■ Stated exercise
With pictures left out, retype exactly the lines from the one containing "Transcribe the text in this document." through the final line of the entries.

— Begin Raw data —

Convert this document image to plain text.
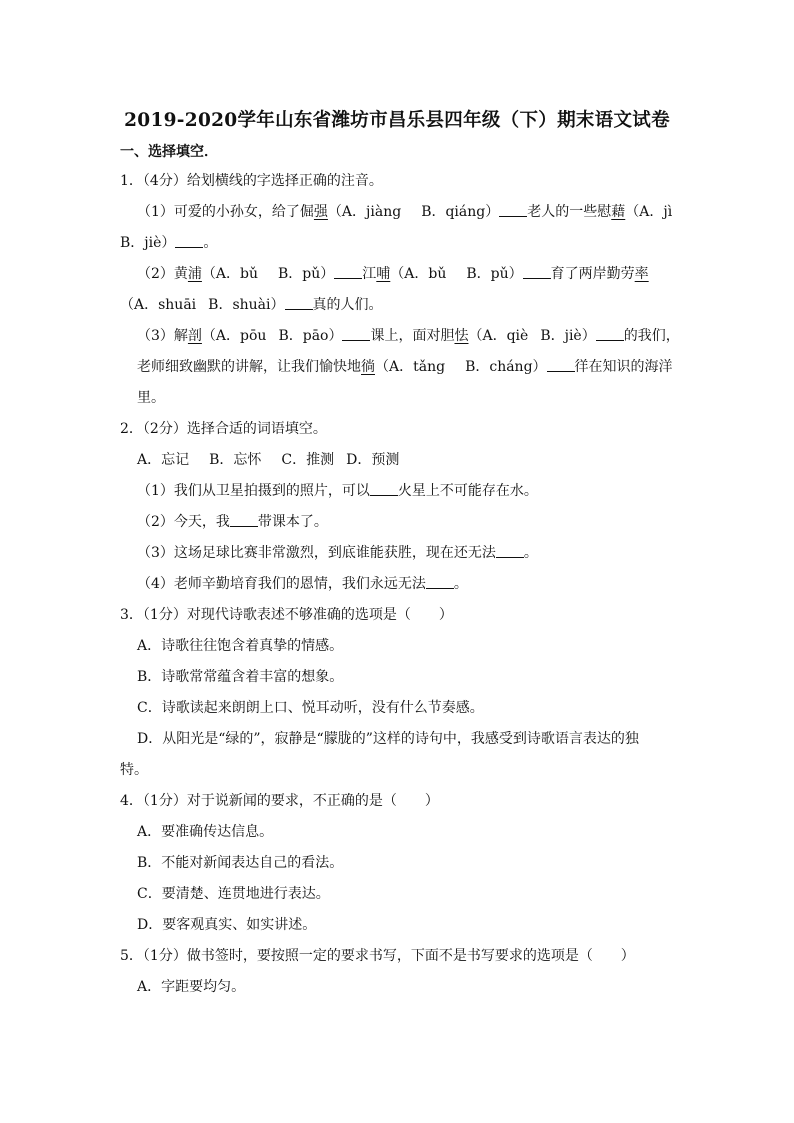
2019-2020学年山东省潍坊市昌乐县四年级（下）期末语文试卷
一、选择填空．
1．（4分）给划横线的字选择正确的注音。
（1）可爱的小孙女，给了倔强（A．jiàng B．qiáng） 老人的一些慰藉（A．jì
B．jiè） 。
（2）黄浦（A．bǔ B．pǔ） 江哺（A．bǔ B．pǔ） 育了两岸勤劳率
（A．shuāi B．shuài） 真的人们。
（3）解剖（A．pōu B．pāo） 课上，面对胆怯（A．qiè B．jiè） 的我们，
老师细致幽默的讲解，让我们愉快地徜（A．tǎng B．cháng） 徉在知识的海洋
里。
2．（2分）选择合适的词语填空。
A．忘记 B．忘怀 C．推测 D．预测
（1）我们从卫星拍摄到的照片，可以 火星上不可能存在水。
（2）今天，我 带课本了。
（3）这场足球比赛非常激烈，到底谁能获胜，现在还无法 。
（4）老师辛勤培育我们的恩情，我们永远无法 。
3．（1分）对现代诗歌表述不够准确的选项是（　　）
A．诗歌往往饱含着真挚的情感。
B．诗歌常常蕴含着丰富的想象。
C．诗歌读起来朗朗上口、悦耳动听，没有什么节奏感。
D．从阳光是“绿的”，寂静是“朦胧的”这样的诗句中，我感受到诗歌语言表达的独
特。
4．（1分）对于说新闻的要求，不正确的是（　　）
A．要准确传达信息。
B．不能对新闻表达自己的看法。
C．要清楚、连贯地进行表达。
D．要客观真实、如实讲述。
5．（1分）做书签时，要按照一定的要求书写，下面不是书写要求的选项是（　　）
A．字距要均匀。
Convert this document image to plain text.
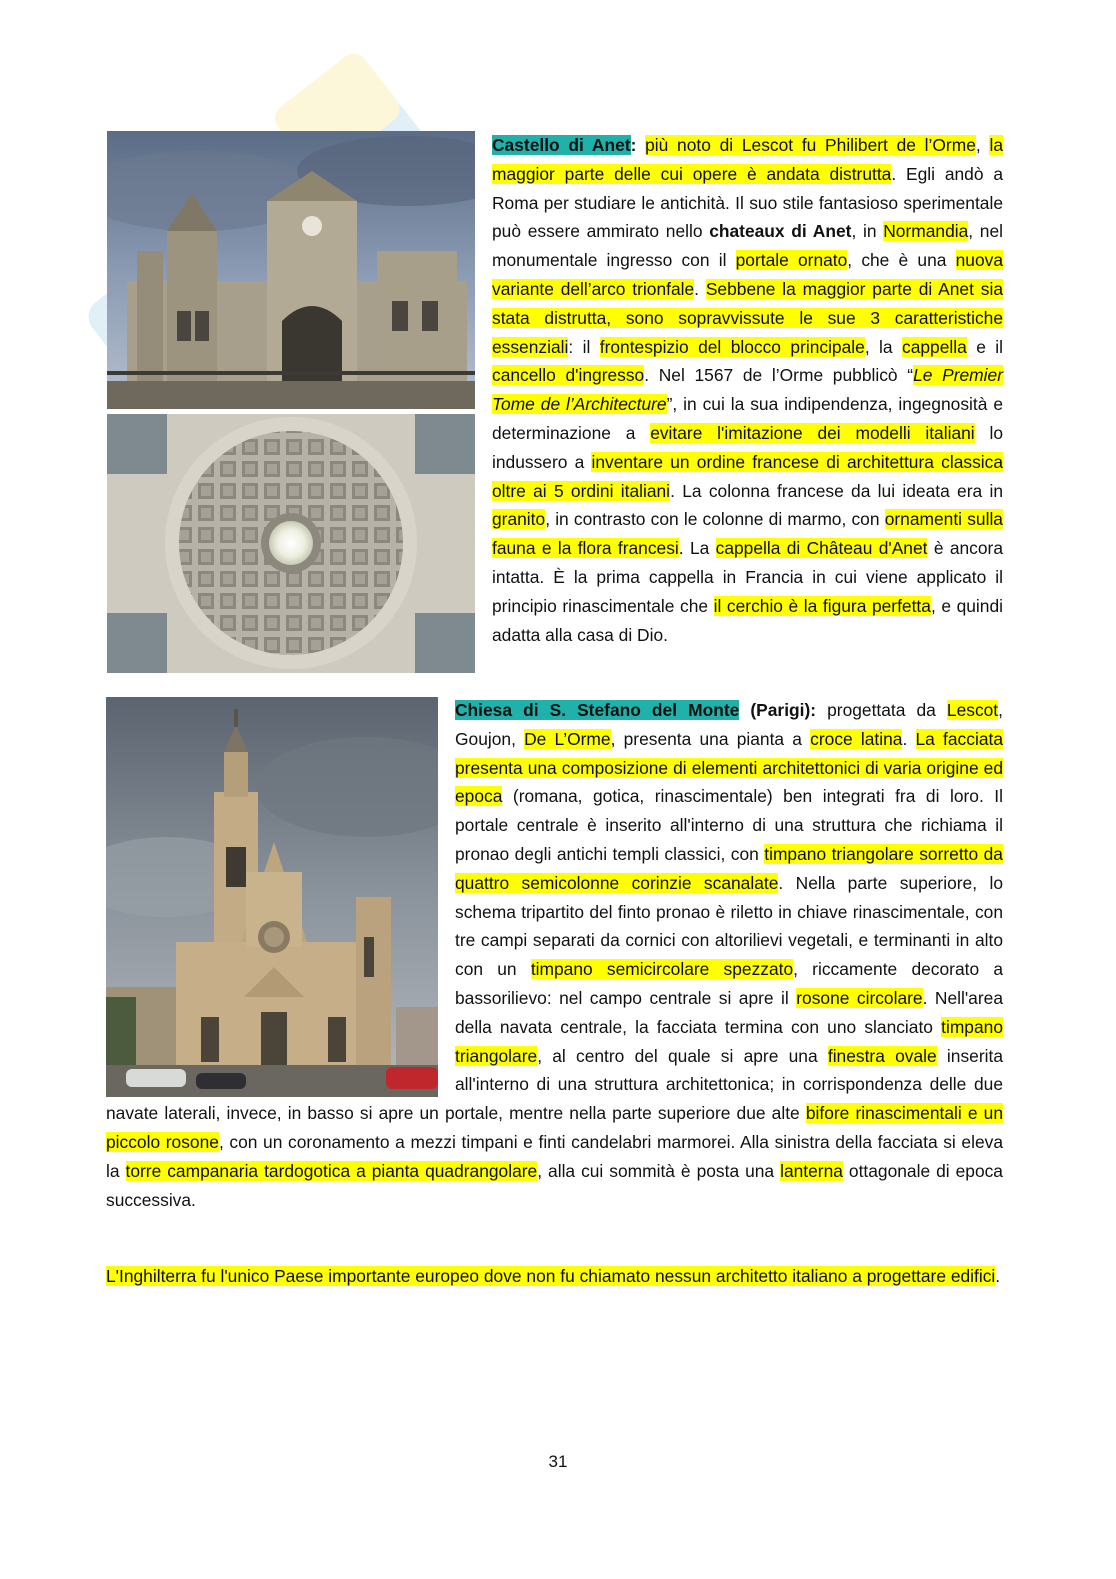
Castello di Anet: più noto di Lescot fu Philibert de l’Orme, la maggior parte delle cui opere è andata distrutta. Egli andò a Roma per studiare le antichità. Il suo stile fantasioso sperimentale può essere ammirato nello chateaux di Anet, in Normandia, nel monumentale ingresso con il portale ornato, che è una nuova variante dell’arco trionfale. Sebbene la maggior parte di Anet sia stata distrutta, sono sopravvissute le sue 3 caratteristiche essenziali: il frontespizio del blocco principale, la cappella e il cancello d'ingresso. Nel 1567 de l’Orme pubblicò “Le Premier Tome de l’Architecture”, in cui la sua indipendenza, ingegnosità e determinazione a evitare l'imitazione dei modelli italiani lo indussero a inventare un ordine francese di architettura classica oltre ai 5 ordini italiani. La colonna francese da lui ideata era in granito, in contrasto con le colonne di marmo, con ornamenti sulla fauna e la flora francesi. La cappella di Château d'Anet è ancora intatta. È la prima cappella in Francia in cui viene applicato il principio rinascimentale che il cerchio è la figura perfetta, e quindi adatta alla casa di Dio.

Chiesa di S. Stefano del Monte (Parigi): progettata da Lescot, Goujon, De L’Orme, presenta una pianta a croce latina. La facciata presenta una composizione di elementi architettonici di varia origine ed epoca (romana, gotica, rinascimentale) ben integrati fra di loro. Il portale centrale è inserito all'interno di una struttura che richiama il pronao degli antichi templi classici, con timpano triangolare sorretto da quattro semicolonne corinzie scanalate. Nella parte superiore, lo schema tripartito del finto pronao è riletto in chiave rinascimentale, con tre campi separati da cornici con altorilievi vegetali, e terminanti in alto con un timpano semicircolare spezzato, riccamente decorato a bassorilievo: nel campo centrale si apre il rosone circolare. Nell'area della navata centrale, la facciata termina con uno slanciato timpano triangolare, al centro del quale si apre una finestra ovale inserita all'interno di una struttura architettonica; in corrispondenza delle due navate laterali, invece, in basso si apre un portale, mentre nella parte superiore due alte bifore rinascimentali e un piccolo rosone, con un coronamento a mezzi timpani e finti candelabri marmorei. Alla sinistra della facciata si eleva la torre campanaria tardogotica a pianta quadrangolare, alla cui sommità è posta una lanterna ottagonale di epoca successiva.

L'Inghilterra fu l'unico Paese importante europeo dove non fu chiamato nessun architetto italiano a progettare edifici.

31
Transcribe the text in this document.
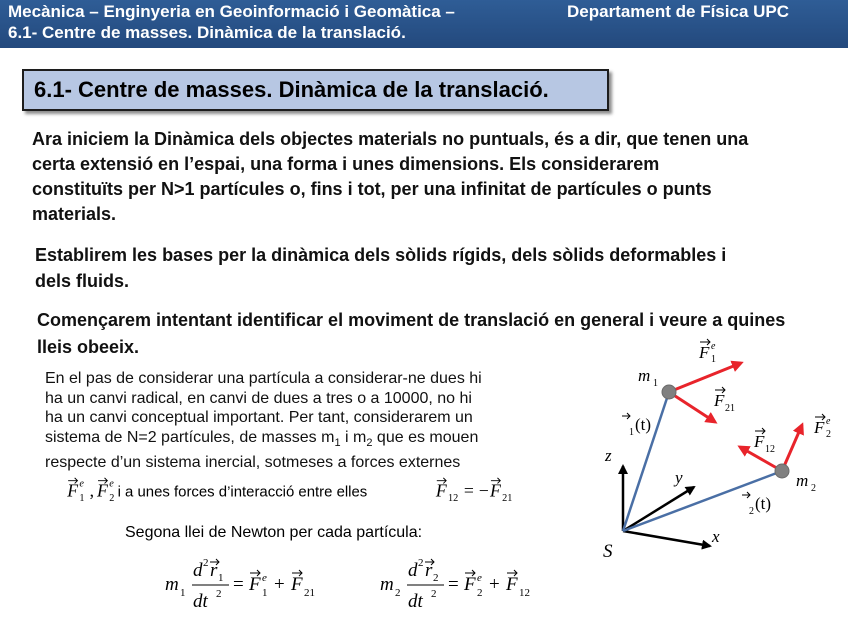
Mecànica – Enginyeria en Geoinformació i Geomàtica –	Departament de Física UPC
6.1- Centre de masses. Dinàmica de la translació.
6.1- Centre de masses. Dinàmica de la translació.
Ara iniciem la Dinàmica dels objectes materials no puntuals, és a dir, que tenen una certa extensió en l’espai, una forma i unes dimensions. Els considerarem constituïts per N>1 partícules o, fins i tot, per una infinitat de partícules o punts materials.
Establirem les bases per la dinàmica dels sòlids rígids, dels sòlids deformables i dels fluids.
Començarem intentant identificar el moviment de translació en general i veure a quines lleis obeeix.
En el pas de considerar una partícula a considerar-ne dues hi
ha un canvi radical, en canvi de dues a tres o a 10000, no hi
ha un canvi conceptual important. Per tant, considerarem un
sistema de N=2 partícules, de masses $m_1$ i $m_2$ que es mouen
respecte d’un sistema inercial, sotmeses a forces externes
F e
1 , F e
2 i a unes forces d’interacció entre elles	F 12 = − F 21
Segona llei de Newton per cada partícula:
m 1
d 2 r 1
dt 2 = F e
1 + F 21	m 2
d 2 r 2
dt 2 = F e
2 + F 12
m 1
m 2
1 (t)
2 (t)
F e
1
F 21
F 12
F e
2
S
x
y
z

— End Raw data —

■ Solution
Transcribe the text in this document.
Mecànica – Enginyeria en Geoinformació i Geomàtica –	Departament de Física UPC
6.1- Centre de masses. Dinàmica de la translació.
6.1- Centre de masses. Dinàmica de la translació.
Ara iniciem la Dinàmica dels objectes materials no puntuals, és a dir, que tenen una certa extensió en l’espai, una forma i unes dimensions. Els considerarem constituïts per N>1 partícules o, fins i tot, per una infinitat de partícules o punts materials.
Establirem les bases per la dinàmica dels sòlids rígids, dels sòlids deformables i dels fluids.
Començarem intentant identificar el moviment de translació en general i veure a quines lleis obeeix.
En el pas de considerar una partícula a considerar-ne dues hi
ha un canvi radical, en canvi de dues a tres o a 10000, no hi
ha un canvi conceptual important. Per tant, considerarem un
sistema de N=2 partícules, de masses $m_1$ i $m_2$ que es mouen
respecte d’un sistema inercial, sotmeses a forces externes
F e
1 , F e
2 i a unes forces d’interacció entre elles	F 12 = − F 21
Segona llei de Newton per cada partícula:
m 1
d 2 r 1
dt 2 = F e
1 + F 21	m 2
d 2 r 2
dt 2 = F e
2 + F 12
m 1
m 2
1 (t)
2 (t)
F e
1
F 21
F 12
F e
2
S
x
y
z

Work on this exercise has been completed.